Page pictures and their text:
--

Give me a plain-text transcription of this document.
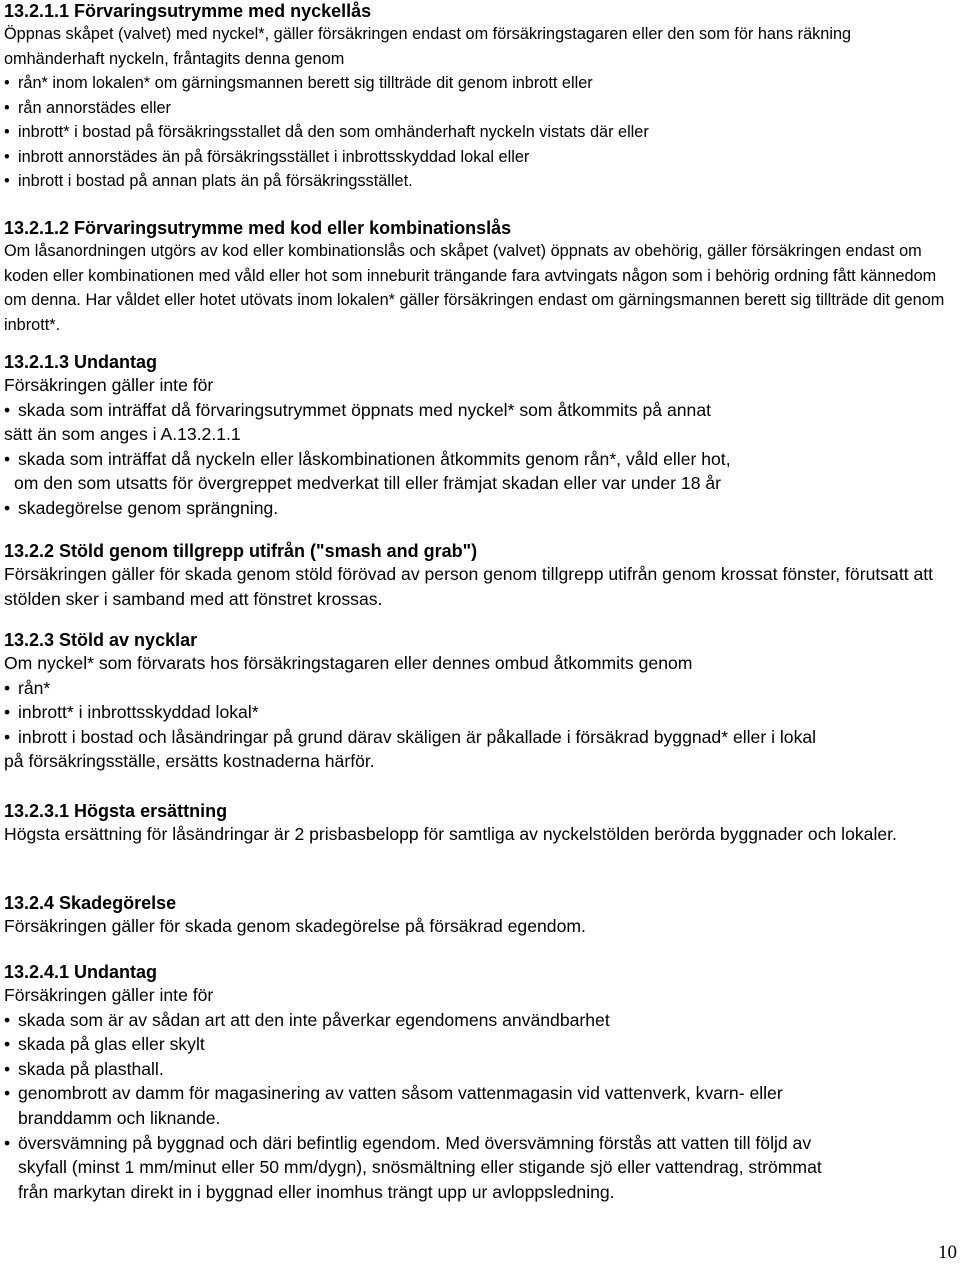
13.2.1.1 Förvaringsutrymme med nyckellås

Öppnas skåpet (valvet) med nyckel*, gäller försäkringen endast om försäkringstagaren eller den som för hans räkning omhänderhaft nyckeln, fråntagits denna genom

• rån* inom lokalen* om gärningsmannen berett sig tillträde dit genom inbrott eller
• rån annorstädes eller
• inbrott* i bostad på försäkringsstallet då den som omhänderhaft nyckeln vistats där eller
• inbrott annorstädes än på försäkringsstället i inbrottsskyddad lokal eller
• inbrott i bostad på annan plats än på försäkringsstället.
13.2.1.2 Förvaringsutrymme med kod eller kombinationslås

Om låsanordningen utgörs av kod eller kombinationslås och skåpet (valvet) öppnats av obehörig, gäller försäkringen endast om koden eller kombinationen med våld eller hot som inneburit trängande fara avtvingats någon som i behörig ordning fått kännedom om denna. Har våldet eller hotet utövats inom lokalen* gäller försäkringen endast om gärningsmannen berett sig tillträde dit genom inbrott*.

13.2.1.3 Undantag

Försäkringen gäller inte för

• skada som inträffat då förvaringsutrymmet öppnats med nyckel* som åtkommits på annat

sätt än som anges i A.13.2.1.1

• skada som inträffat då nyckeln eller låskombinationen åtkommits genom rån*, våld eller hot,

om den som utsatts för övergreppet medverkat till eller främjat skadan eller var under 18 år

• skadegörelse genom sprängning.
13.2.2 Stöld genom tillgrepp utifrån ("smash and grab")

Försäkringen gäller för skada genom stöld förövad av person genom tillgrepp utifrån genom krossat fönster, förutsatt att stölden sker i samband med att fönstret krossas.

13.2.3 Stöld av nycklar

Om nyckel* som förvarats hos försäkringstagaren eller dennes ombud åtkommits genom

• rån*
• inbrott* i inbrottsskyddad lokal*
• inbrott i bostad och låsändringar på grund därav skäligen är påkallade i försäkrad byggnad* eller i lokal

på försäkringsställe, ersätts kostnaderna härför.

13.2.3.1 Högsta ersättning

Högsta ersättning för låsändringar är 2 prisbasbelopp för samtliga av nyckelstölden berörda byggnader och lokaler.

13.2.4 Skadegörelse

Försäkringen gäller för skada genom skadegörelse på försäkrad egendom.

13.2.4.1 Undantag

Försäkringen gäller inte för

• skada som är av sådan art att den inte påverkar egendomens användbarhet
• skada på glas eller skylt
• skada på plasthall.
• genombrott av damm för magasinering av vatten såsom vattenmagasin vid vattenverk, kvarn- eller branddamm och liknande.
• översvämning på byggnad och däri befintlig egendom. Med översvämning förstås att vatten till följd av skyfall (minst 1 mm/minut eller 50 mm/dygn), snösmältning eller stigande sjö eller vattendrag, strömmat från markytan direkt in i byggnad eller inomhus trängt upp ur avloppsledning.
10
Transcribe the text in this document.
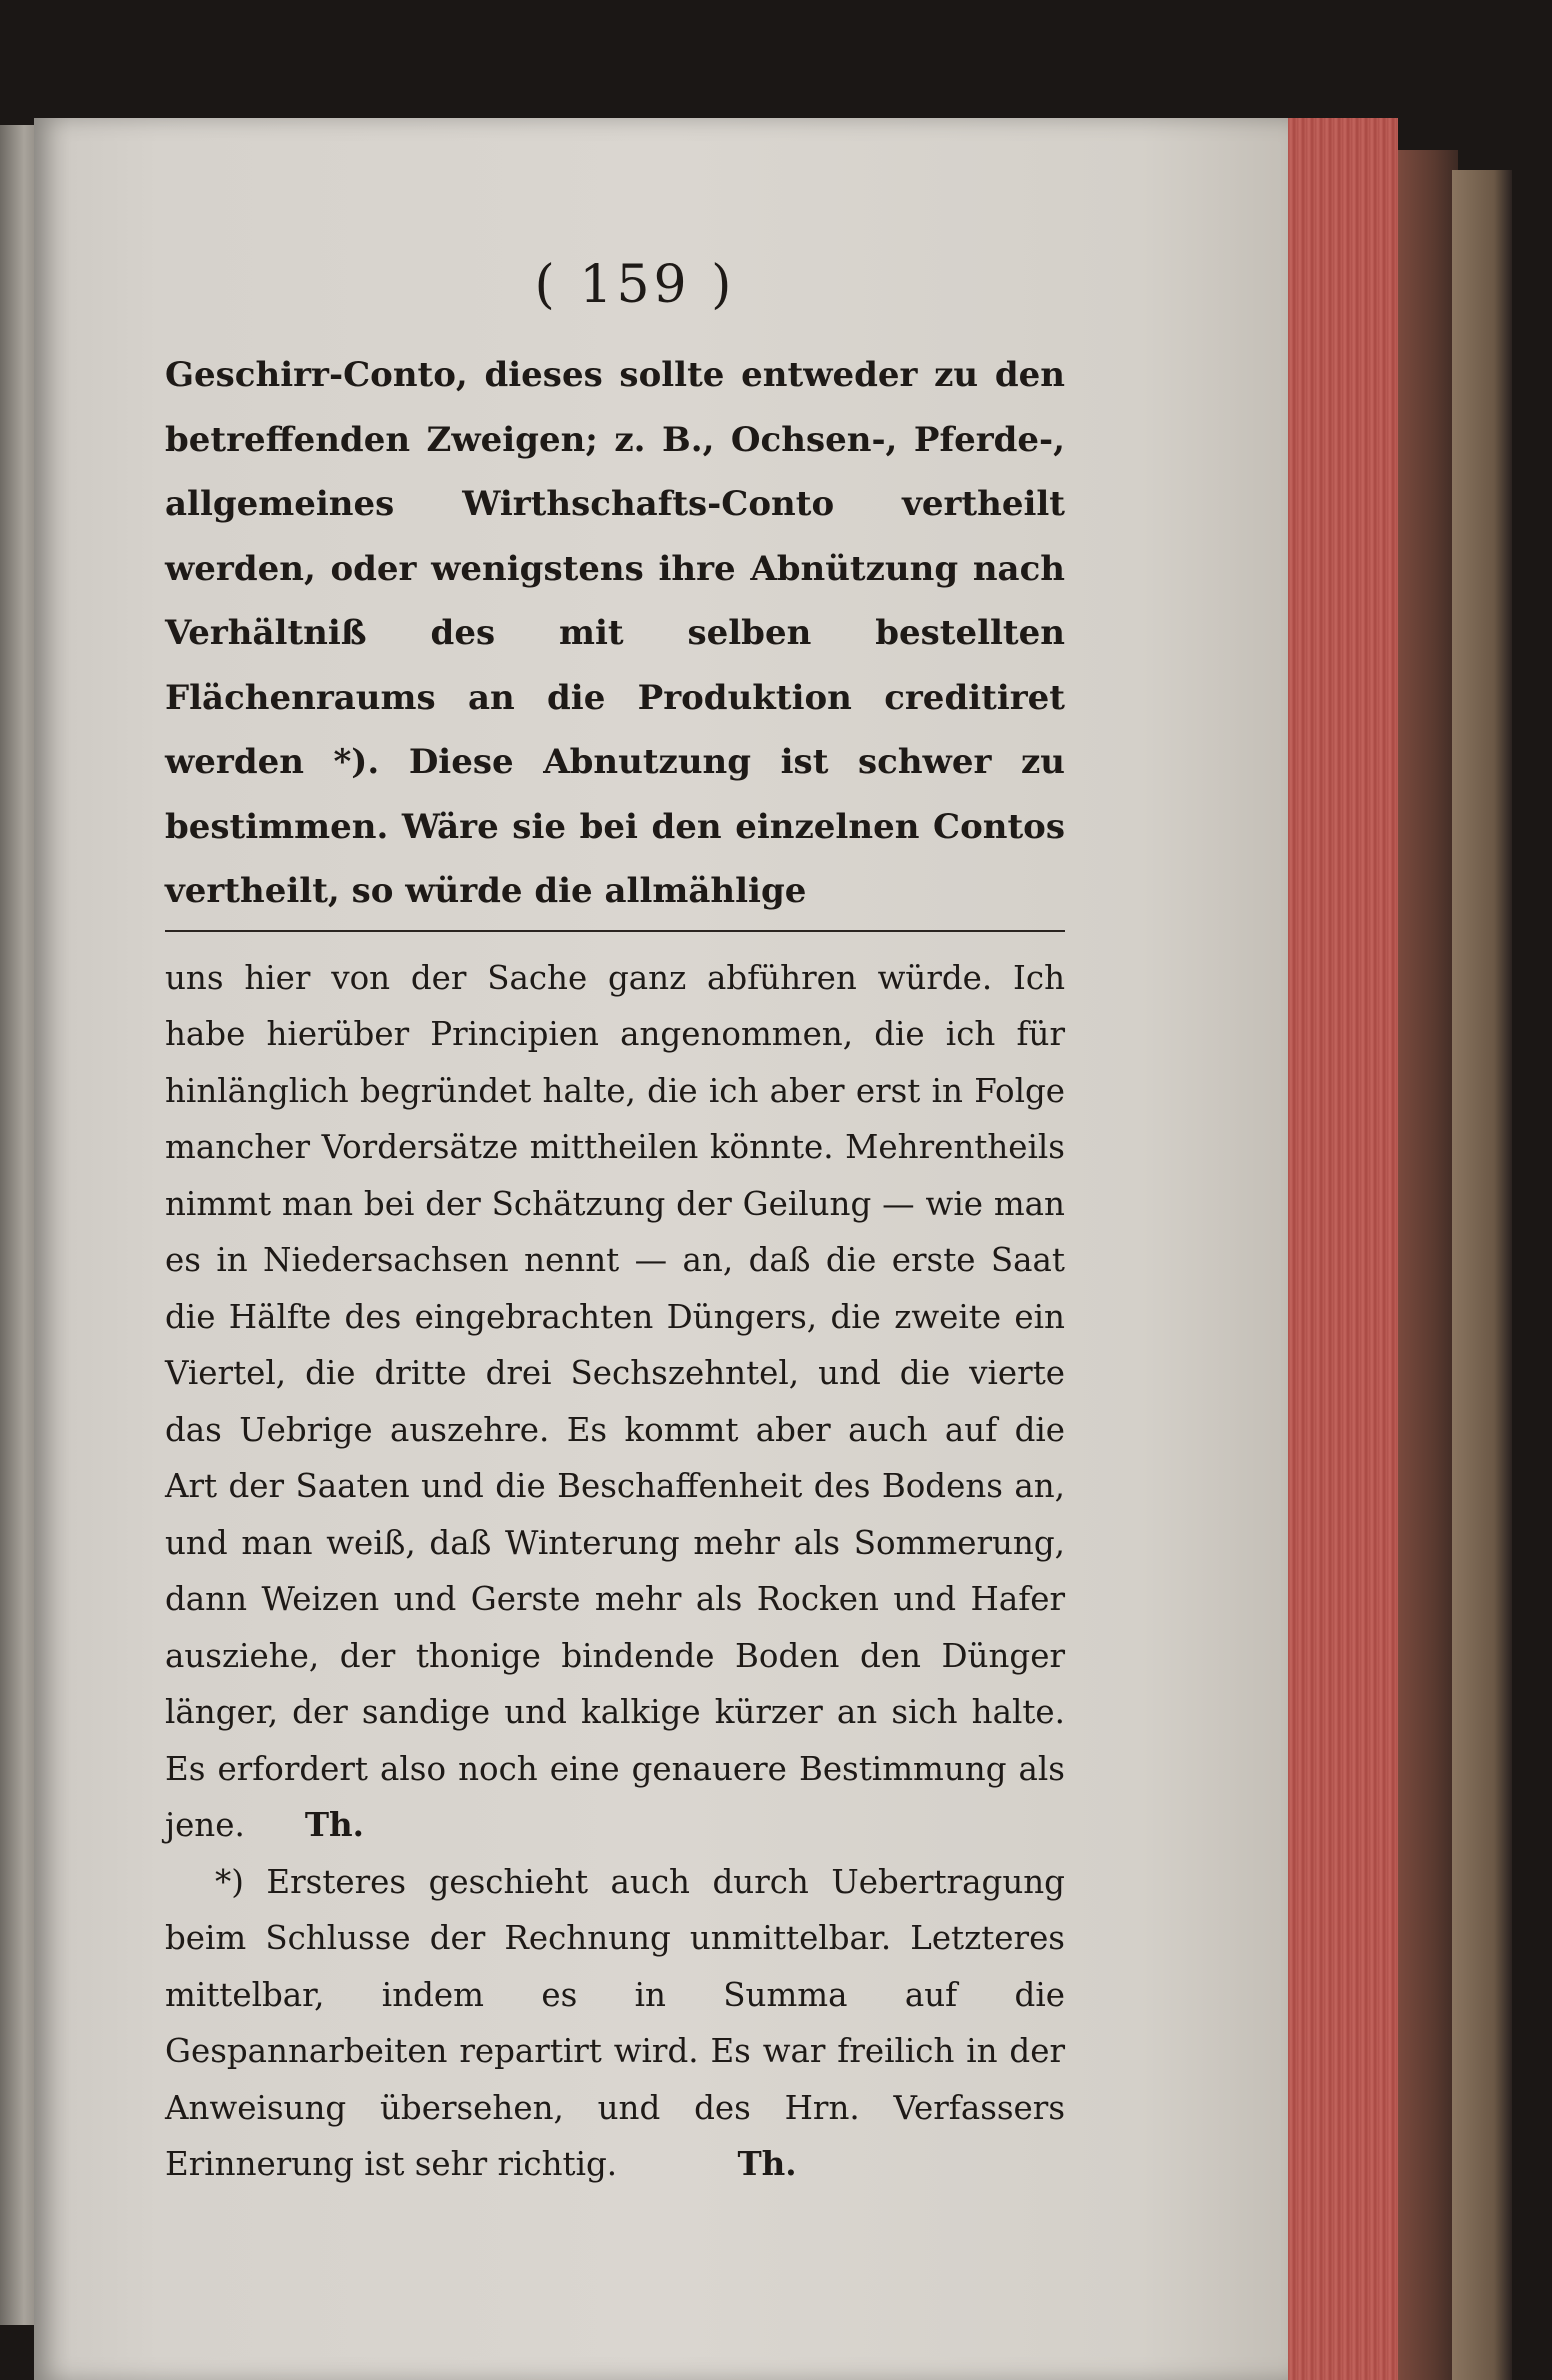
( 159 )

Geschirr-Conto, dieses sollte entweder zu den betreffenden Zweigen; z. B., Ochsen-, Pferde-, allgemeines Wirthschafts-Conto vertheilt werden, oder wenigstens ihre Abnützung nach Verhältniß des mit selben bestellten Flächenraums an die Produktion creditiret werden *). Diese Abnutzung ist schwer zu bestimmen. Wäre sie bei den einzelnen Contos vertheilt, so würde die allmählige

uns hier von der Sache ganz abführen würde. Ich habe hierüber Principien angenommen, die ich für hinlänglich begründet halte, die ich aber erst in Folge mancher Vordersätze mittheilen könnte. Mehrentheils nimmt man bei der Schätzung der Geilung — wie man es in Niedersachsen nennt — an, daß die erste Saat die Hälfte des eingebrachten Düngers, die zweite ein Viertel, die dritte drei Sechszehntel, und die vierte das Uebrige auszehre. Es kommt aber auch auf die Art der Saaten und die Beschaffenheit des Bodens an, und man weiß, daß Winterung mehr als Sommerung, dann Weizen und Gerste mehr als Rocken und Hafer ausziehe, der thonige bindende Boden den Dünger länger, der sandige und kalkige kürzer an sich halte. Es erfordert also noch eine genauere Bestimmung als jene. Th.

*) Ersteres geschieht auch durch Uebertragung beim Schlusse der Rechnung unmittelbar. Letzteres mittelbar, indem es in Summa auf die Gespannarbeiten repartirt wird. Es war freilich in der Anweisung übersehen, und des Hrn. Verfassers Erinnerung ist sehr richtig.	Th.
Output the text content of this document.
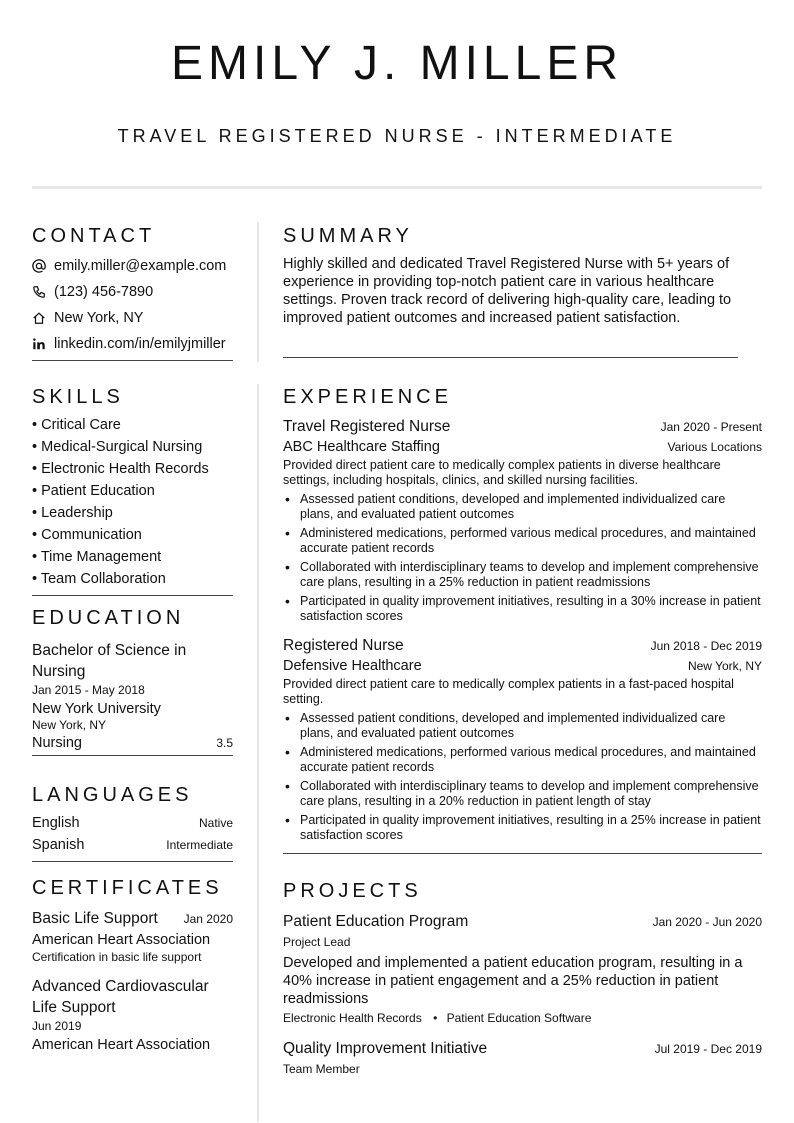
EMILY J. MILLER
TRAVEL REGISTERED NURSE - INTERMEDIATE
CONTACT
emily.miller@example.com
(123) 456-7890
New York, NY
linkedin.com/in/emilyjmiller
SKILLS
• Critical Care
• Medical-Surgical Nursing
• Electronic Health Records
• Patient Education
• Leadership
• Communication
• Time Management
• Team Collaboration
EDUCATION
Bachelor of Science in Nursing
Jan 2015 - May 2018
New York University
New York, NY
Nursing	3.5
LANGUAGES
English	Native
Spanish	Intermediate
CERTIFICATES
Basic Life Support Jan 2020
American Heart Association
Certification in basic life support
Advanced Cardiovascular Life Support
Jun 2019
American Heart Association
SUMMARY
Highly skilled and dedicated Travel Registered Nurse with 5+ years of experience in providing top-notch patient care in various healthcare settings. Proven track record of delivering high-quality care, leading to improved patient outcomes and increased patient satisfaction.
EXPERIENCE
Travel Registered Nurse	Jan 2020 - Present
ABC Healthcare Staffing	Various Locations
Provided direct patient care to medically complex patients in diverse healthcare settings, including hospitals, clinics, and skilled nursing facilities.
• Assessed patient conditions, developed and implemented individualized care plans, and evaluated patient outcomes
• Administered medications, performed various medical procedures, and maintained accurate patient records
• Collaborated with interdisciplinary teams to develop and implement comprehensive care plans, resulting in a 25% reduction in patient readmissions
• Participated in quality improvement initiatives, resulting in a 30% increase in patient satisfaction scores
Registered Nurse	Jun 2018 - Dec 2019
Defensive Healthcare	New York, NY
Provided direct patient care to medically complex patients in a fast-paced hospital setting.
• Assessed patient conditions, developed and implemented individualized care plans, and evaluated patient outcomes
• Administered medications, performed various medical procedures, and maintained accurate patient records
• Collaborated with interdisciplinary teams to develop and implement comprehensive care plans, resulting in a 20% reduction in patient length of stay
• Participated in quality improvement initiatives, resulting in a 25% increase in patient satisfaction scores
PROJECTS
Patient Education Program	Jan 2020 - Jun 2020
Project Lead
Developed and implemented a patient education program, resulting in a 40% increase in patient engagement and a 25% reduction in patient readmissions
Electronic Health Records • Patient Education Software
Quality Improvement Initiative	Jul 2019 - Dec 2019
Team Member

--

Transcribe all of the data above verbatim but omit every picture.

The answer ▸
Give me a plain-text transcription of this document.
13.2.1.1 Förvaringsutrymme med nyckellås

Öppnas skåpet (valvet) med nyckel*, gäller försäkringen endast om försäkringstagaren eller den som för hans räkning omhänderhaft nyckeln, fråntagits denna genom

• rån* inom lokalen* om gärningsmannen berett sig tillträde dit genom inbrott eller
• rån annorstädes eller
• inbrott* i bostad på försäkringsstallet då den som omhänderhaft nyckeln vistats där eller
• inbrott annorstädes än på försäkringsstället i inbrottsskyddad lokal eller
• inbrott i bostad på annan plats än på försäkringsstället.
13.2.1.2 Förvaringsutrymme med kod eller kombinationslås

Om låsanordningen utgörs av kod eller kombinationslås och skåpet (valvet) öppnats av obehörig, gäller försäkringen endast om koden eller kombinationen med våld eller hot som inneburit trängande fara avtvingats någon som i behörig ordning fått kännedom om denna. Har våldet eller hotet utövats inom lokalen* gäller försäkringen endast om gärningsmannen berett sig tillträde dit genom inbrott*.

13.2.1.3 Undantag

Försäkringen gäller inte för

• skada som inträffat då förvaringsutrymmet öppnats med nyckel* som åtkommits på annat

sätt än som anges i A.13.2.1.1

• skada som inträffat då nyckeln eller låskombinationen åtkommits genom rån*, våld eller hot,

om den som utsatts för övergreppet medverkat till eller främjat skadan eller var under 18 år

• skadegörelse genom sprängning.
13.2.2 Stöld genom tillgrepp utifrån ("smash and grab")

Försäkringen gäller för skada genom stöld förövad av person genom tillgrepp utifrån genom krossat fönster, förutsatt att stölden sker i samband med att fönstret krossas.

13.2.3 Stöld av nycklar

Om nyckel* som förvarats hos försäkringstagaren eller dennes ombud åtkommits genom

• rån*
• inbrott* i inbrottsskyddad lokal*
• inbrott i bostad och låsändringar på grund därav skäligen är påkallade i försäkrad byggnad* eller i lokal

på försäkringsställe, ersätts kostnaderna härför.

13.2.3.1 Högsta ersättning

Högsta ersättning för låsändringar är 2 prisbasbelopp för samtliga av nyckelstölden berörda byggnader och lokaler.

13.2.4 Skadegörelse

Försäkringen gäller för skada genom skadegörelse på försäkrad egendom.

13.2.4.1 Undantag

Försäkringen gäller inte för

• skada som är av sådan art att den inte påverkar egendomens användbarhet
• skada på glas eller skylt
• skada på plasthall.
• genombrott av damm för magasinering av vatten såsom vattenmagasin vid vattenverk, kvarn- eller branddamm och liknande.
• översvämning på byggnad och däri befintlig egendom. Med översvämning förstås att vatten till följd av skyfall (minst 1 mm/minut eller 50 mm/dygn), snösmältning eller stigande sjö eller vattendrag, strömmat från markytan direkt in i byggnad eller inomhus trängt upp ur avloppsledning.
10
Transcribe the text in this document.
( 159 )

Geschirr-Conto, dieses sollte entweder zu den betreffenden Zweigen; z. B., Ochsen-, Pferde-, allgemeines Wirthschafts-Conto vertheilt werden, oder wenigstens ihre Abnützung nach Verhältniß des mit selben bestellten Flächenraums an die Produktion creditiret werden *). Diese Abnutzung ist schwer zu bestimmen. Wäre sie bei den einzelnen Contos vertheilt, so würde die allmählige

uns hier von der Sache ganz abführen würde. Ich habe hierüber Principien angenommen, die ich für hinlänglich begründet halte, die ich aber erst in Folge mancher Vordersätze mittheilen könnte. Mehrentheils nimmt man bei der Schätzung der Geilung — wie man es in Niedersachsen nennt — an, daß die erste Saat die Hälfte des eingebrachten Düngers, die zweite ein Viertel, die dritte drei Sechszehntel, und die vierte das Uebrige auszehre. Es kommt aber auch auf die Art der Saaten und die Beschaffenheit des Bodens an, und man weiß, daß Winterung mehr als Sommerung, dann Weizen und Gerste mehr als Rocken und Hafer ausziehe, der thonige bindende Boden den Dünger länger, der sandige und kalkige kürzer an sich halte. Es erfordert also noch eine genauere Bestimmung als jene. Th.

*) Ersteres geschieht auch durch Uebertragung beim Schlusse der Rechnung unmittelbar. Letzteres mittelbar, indem es in Summa auf die Gespannarbeiten repartirt wird. Es war freilich in der Anweisung übersehen, und des Hrn. Verfassers Erinnerung ist sehr richtig.	Th.
Output the text content of this document.
EMILY J. MILLER
TRAVEL REGISTERED NURSE - INTERMEDIATE
CONTACT
emily.miller@example.com
(123) 456-7890
New York, NY
linkedin.com/in/emilyjmiller
SKILLS
• Critical Care
• Medical-Surgical Nursing
• Electronic Health Records
• Patient Education
• Leadership
• Communication
• Time Management
• Team Collaboration
EDUCATION
Bachelor of Science in Nursing
Jan 2015 - May 2018
New York University
New York, NY
Nursing	3.5
LANGUAGES
English	Native
Spanish	Intermediate
CERTIFICATES
Basic Life Support Jan 2020
American Heart Association
Certification in basic life support
Advanced Cardiovascular Life Support
Jun 2019
American Heart Association
SUMMARY
Highly skilled and dedicated Travel Registered Nurse with 5+ years of experience in providing top-notch patient care in various healthcare settings. Proven track record of delivering high-quality care, leading to improved patient outcomes and increased patient satisfaction.
EXPERIENCE
Travel Registered Nurse	Jan 2020 - Present
ABC Healthcare Staffing	Various Locations
Provided direct patient care to medically complex patients in diverse healthcare settings, including hospitals, clinics, and skilled nursing facilities.
• Assessed patient conditions, developed and implemented individualized care plans, and evaluated patient outcomes
• Administered medications, performed various medical procedures, and maintained accurate patient records
• Collaborated with interdisciplinary teams to develop and implement comprehensive care plans, resulting in a 25% reduction in patient readmissions
• Participated in quality improvement initiatives, resulting in a 30% increase in patient satisfaction scores
Registered Nurse	Jun 2018 - Dec 2019
Defensive Healthcare	New York, NY
Provided direct patient care to medically complex patients in a fast-paced hospital setting.
• Assessed patient conditions, developed and implemented individualized care plans, and evaluated patient outcomes
• Administered medications, performed various medical procedures, and maintained accurate patient records
• Collaborated with interdisciplinary teams to develop and implement comprehensive care plans, resulting in a 20% reduction in patient length of stay
• Participated in quality improvement initiatives, resulting in a 25% increase in patient satisfaction scores
PROJECTS
Patient Education Program	Jan 2020 - Jun 2020
Project Lead
Developed and implemented a patient education program, resulting in a 40% increase in patient engagement and a 25% reduction in patient readmissions
Electronic Health Records • Patient Education Software
Quality Improvement Initiative	Jul 2019 - Dec 2019
Team Member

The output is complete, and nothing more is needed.